[Extracted data entries]
============
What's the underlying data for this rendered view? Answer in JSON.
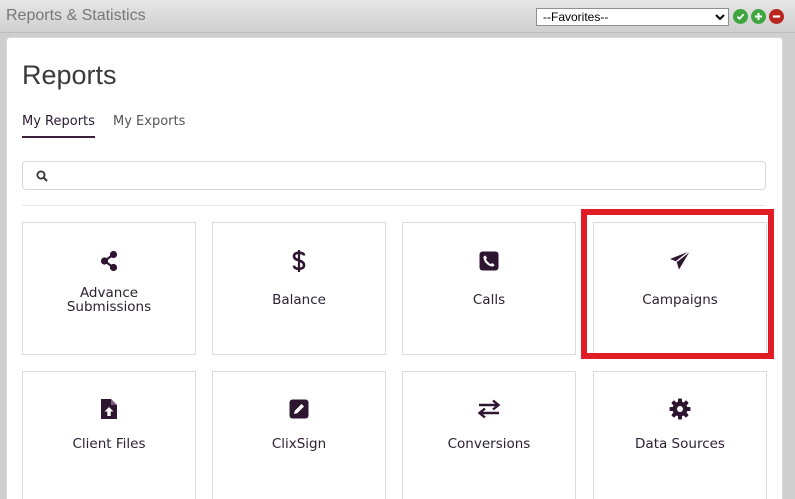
{
  "window": {
    "title": "Reports & Statistics",
    "favorites_select": {
      "value": "--Favorites--",
      "options": [
        "--Favorites--"
      ]
    }
  },
  "page": {
    "title": "Reports",
    "tabs": [
      {
        "label": "My Reports",
        "active": true
      },
      {
        "label": "My Exports",
        "active": false
      }
    ],
    "search": {
      "placeholder": "",
      "value": ""
    }
  },
  "reports": [
    {
      "label": "Advance\nSubmissions",
      "icon": "share-icon"
    },
    {
      "label": "Balance",
      "icon": "dollar-icon"
    },
    {
      "label": "Calls",
      "icon": "phone-square-icon"
    },
    {
      "label": "Campaigns",
      "icon": "paper-plane-icon",
      "highlighted": true
    },
    {
      "label": "Client Files",
      "icon": "file-upload-icon"
    },
    {
      "label": "ClixSign",
      "icon": "edit-square-icon"
    },
    {
      "label": "Conversions",
      "icon": "exchange-arrows-icon"
    },
    {
      "label": "Data Sources",
      "icon": "gear-icon"
    }
  ],
  "colors": {
    "icon": "#2e1530",
    "accent_tab": "#3b1f3b",
    "highlight_border": "#e01c24",
    "success_button": "#3fa53f",
    "danger_button": "#b8261d"
  }
}
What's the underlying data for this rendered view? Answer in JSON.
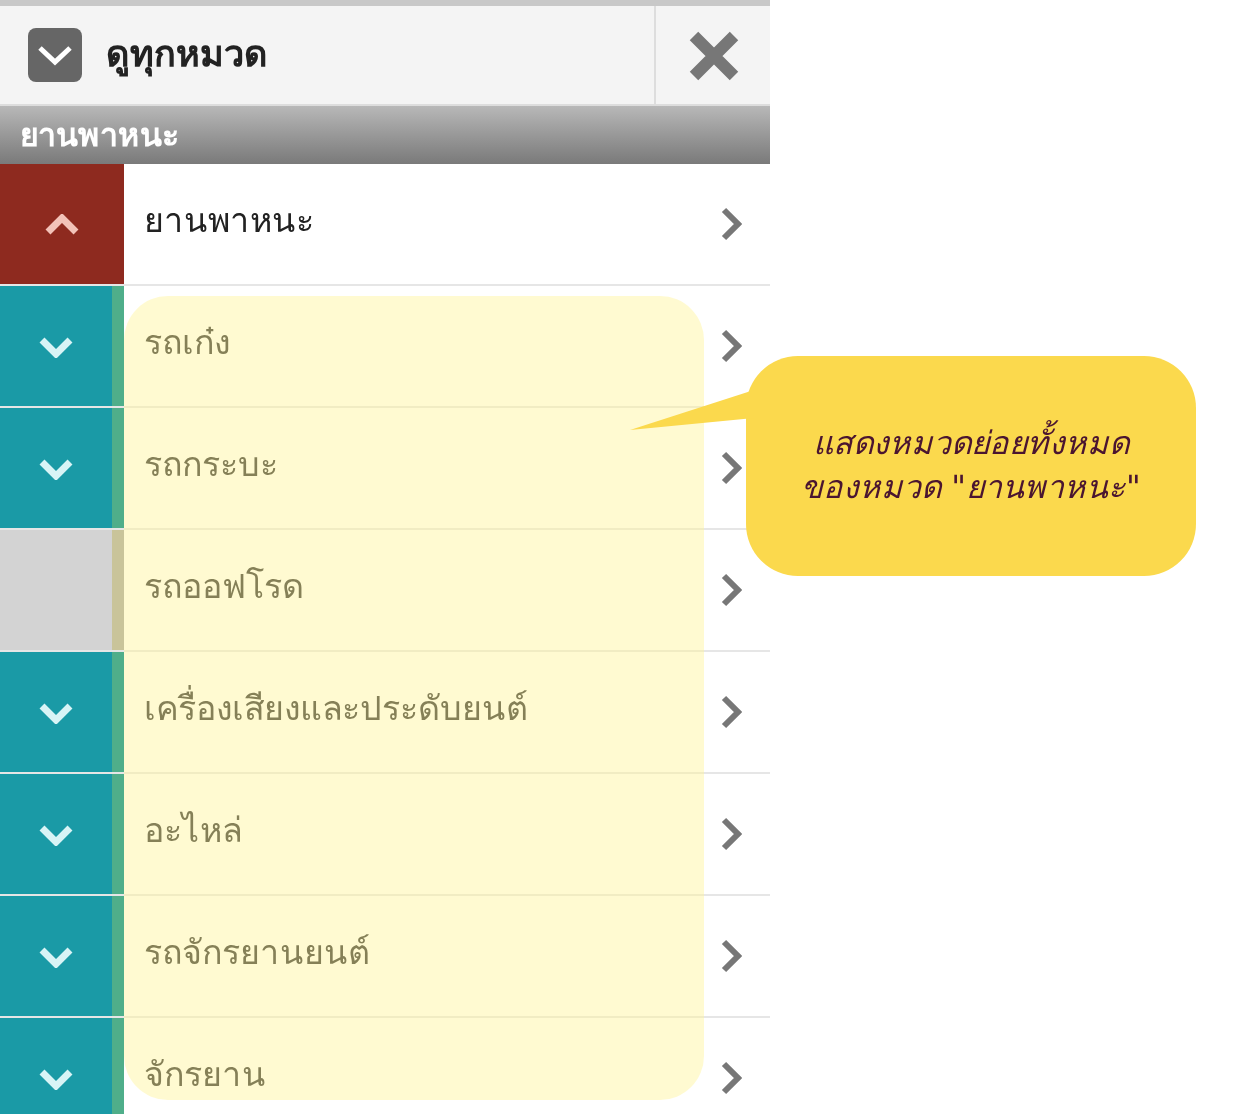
{
  "header": {
    "title": "ดูทุกหมวด"
  },
  "section": {
    "title": "ยานพาหนะ"
  },
  "rows": [
    {
      "kind": "parent",
      "label": "ยานพาหนะ",
      "expanded": true
    },
    {
      "kind": "child",
      "label": "รถเก๋ง",
      "has_children": true
    },
    {
      "kind": "child",
      "label": "รถกระบะ",
      "has_children": true
    },
    {
      "kind": "child",
      "label": "รถออฟโรด",
      "has_children": false
    },
    {
      "kind": "child",
      "label": "เครื่องเสียงและประดับยนต์",
      "has_children": true
    },
    {
      "kind": "child",
      "label": "อะไหล่",
      "has_children": true
    },
    {
      "kind": "child",
      "label": "รถจักรยานยนต์",
      "has_children": true
    },
    {
      "kind": "child",
      "label": "จักรยาน",
      "has_children": true
    }
  ],
  "callout": {
    "lines": [
      "แสดงหมวดย่อยทั้งหมด",
      "ของหมวด \"ยานพาหนะ\""
    ]
  }
}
============
> [TASK DETAILS] Make an exact copy of the whole listing, but don't bring over any pictures.

> [THE REPLY]
What's the underlying data for this rendered view? Answer in JSON.
{
  "window": {
    "title": "Reports & Statistics",
    "favorites_select": {
      "value": "--Favorites--",
      "options": [
        "--Favorites--"
      ]
    }
  },
  "page": {
    "title": "Reports",
    "tabs": [
      {
        "label": "My Reports",
        "active": true
      },
      {
        "label": "My Exports",
        "active": false
      }
    ],
    "search": {
      "placeholder": "",
      "value": ""
    }
  },
  "reports": [
    {
      "label": "Advance\nSubmissions",
      "icon": "share-icon"
    },
    {
      "label": "Balance",
      "icon": "dollar-icon"
    },
    {
      "label": "Calls",
      "icon": "phone-square-icon"
    },
    {
      "label": "Campaigns",
      "icon": "paper-plane-icon",
      "highlighted": true
    },
    {
      "label": "Client Files",
      "icon": "file-upload-icon"
    },
    {
      "label": "ClixSign",
      "icon": "edit-square-icon"
    },
    {
      "label": "Conversions",
      "icon": "exchange-arrows-icon"
    },
    {
      "label": "Data Sources",
      "icon": "gear-icon"
    }
  ],
  "colors": {
    "icon": "#2e1530",
    "accent_tab": "#3b1f3b",
    "highlight_border": "#e01c24",
    "success_button": "#3fa53f",
    "danger_button": "#b8261d"
  }
}
What's the underlying data for this rendered view? Answer in JSON.
{
  "header": {
    "title": "ดูทุกหมวด"
  },
  "section": {
    "title": "ยานพาหนะ"
  },
  "rows": [
    {
      "kind": "parent",
      "label": "ยานพาหนะ",
      "expanded": true
    },
    {
      "kind": "child",
      "label": "รถเก๋ง",
      "has_children": true
    },
    {
      "kind": "child",
      "label": "รถกระบะ",
      "has_children": true
    },
    {
      "kind": "child",
      "label": "รถออฟโรด",
      "has_children": false
    },
    {
      "kind": "child",
      "label": "เครื่องเสียงและประดับยนต์",
      "has_children": true
    },
    {
      "kind": "child",
      "label": "อะไหล่",
      "has_children": true
    },
    {
      "kind": "child",
      "label": "รถจักรยานยนต์",
      "has_children": true
    },
    {
      "kind": "child",
      "label": "จักรยาน",
      "has_children": true
    }
  ],
  "callout": {
    "lines": [
      "แสดงหมวดย่อยทั้งหมด",
      "ของหมวด \"ยานพาหนะ\""
    ]
  }
}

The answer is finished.